### Exercise aim
Exactly as written, quote every line that follows, skipping the images.

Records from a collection
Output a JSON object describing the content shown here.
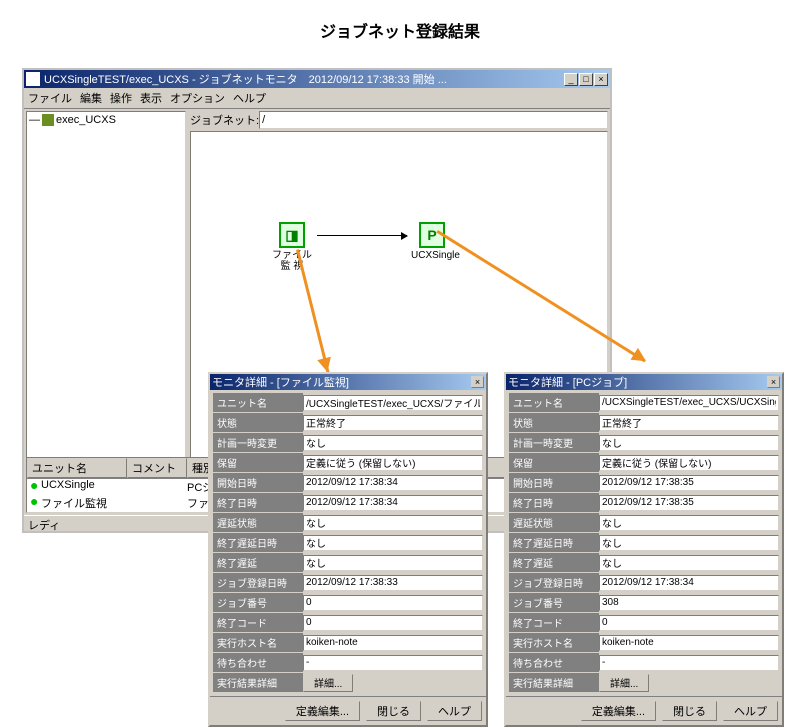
{
  "page_title": "ジョブネット登録結果",
  "main_window": {
    "title": "UCXSingleTEST/exec_UCXS - ジョブネットモニタ　2012/09/12 17:38:33 開始 ...",
    "menubar": [
      "ファイル",
      "編集",
      "操作",
      "表示",
      "オプション",
      "ヘルプ"
    ],
    "tree_root": "exec_UCXS",
    "jobnet_label": "ジョブネット:",
    "jobnet_value": "/",
    "nodes": {
      "file_watch": {
        "label": "ファイル監\n視"
      },
      "ucxsingle": {
        "label": "UCXSingle",
        "glyph": "P"
      }
    },
    "grid_headers": {
      "unit": "ユニット名",
      "comment": "コメント",
      "type": "種別"
    },
    "grid_rows": [
      {
        "unit": "UCXSingle",
        "comment": "",
        "type": "PCジョ"
      },
      {
        "unit": "ファイル監視",
        "comment": "",
        "type": "ファイ"
      }
    ],
    "status": "レディ"
  },
  "dialog_labels": {
    "unit_name": "ユニット名",
    "state": "状態",
    "plan_temp_change": "計画一時変更",
    "hold": "保留",
    "start_time": "開始日時",
    "end_time": "終了日時",
    "delay_state": "遅延状態",
    "end_delay_time": "終了遅延日時",
    "end_delay": "終了遅延",
    "job_reg_time": "ジョブ登録日時",
    "job_num": "ジョブ番号",
    "exit_code": "終了コード",
    "exec_host": "実行ホスト名",
    "wait": "待ち合わせ",
    "result_detail": "実行結果詳細",
    "detail_btn": "詳細...",
    "def_edit": "定義編集...",
    "close": "閉じる",
    "help": "ヘルプ"
  },
  "dialog1": {
    "title": "モニタ詳細 - [ファイル監視]",
    "unit_name": "/UCXSingleTEST/exec_UCXS/ファイル監視",
    "state": "正常終了",
    "plan_temp_change": "なし",
    "hold": "定義に従う (保留しない)",
    "start_time": "2012/09/12 17:38:34",
    "end_time": "2012/09/12 17:38:34",
    "delay_state": "なし",
    "end_delay_time": "なし",
    "end_delay": "なし",
    "job_reg_time": "2012/09/12 17:38:33",
    "job_num": "0",
    "exit_code": "0",
    "exec_host": "koiken-note",
    "wait": "-"
  },
  "dialog2": {
    "title": "モニタ詳細 - [PCジョブ]",
    "unit_name": "/UCXSingleTEST/exec_UCXS/UCXSingle",
    "state": "正常終了",
    "plan_temp_change": "なし",
    "hold": "定義に従う (保留しない)",
    "start_time": "2012/09/12 17:38:35",
    "end_time": "2012/09/12 17:38:35",
    "delay_state": "なし",
    "end_delay_time": "なし",
    "end_delay": "なし",
    "job_reg_time": "2012/09/12 17:38:34",
    "job_num": "308",
    "exit_code": "0",
    "exec_host": "koiken-note",
    "wait": "-"
  }
}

### Task answer
Output a JSON object describing the content shown here.
{
  "page_title": "ジョブネット登録結果",
  "main_window": {
    "title": "UCXSingleTEST/exec_UCXS - ジョブネットモニタ　2012/09/12 17:38:33 開始 ...",
    "menubar": [
      "ファイル",
      "編集",
      "操作",
      "表示",
      "オプション",
      "ヘルプ"
    ],
    "tree_root": "exec_UCXS",
    "jobnet_label": "ジョブネット:",
    "jobnet_value": "/",
    "nodes": {
      "file_watch": {
        "label": "ファイル監\n視"
      },
      "ucxsingle": {
        "label": "UCXSingle",
        "glyph": "P"
      }
    },
    "grid_headers": {
      "unit": "ユニット名",
      "comment": "コメント",
      "type": "種別"
    },
    "grid_rows": [
      {
        "unit": "UCXSingle",
        "comment": "",
        "type": "PCジョ"
      },
      {
        "unit": "ファイル監視",
        "comment": "",
        "type": "ファイ"
      }
    ],
    "status": "レディ"
  },
  "dialog_labels": {
    "unit_name": "ユニット名",
    "state": "状態",
    "plan_temp_change": "計画一時変更",
    "hold": "保留",
    "start_time": "開始日時",
    "end_time": "終了日時",
    "delay_state": "遅延状態",
    "end_delay_time": "終了遅延日時",
    "end_delay": "終了遅延",
    "job_reg_time": "ジョブ登録日時",
    "job_num": "ジョブ番号",
    "exit_code": "終了コード",
    "exec_host": "実行ホスト名",
    "wait": "待ち合わせ",
    "result_detail": "実行結果詳細",
    "detail_btn": "詳細...",
    "def_edit": "定義編集...",
    "close": "閉じる",
    "help": "ヘルプ"
  },
  "dialog1": {
    "title": "モニタ詳細 - [ファイル監視]",
    "unit_name": "/UCXSingleTEST/exec_UCXS/ファイル監視",
    "state": "正常終了",
    "plan_temp_change": "なし",
    "hold": "定義に従う (保留しない)",
    "start_time": "2012/09/12 17:38:34",
    "end_time": "2012/09/12 17:38:34",
    "delay_state": "なし",
    "end_delay_time": "なし",
    "end_delay": "なし",
    "job_reg_time": "2012/09/12 17:38:33",
    "job_num": "0",
    "exit_code": "0",
    "exec_host": "koiken-note",
    "wait": "-"
  },
  "dialog2": {
    "title": "モニタ詳細 - [PCジョブ]",
    "unit_name": "/UCXSingleTEST/exec_UCXS/UCXSingle",
    "state": "正常終了",
    "plan_temp_change": "なし",
    "hold": "定義に従う (保留しない)",
    "start_time": "2012/09/12 17:38:35",
    "end_time": "2012/09/12 17:38:35",
    "delay_state": "なし",
    "end_delay_time": "なし",
    "end_delay": "なし",
    "job_reg_time": "2012/09/12 17:38:34",
    "job_num": "308",
    "exit_code": "0",
    "exec_host": "koiken-note",
    "wait": "-"
  }
}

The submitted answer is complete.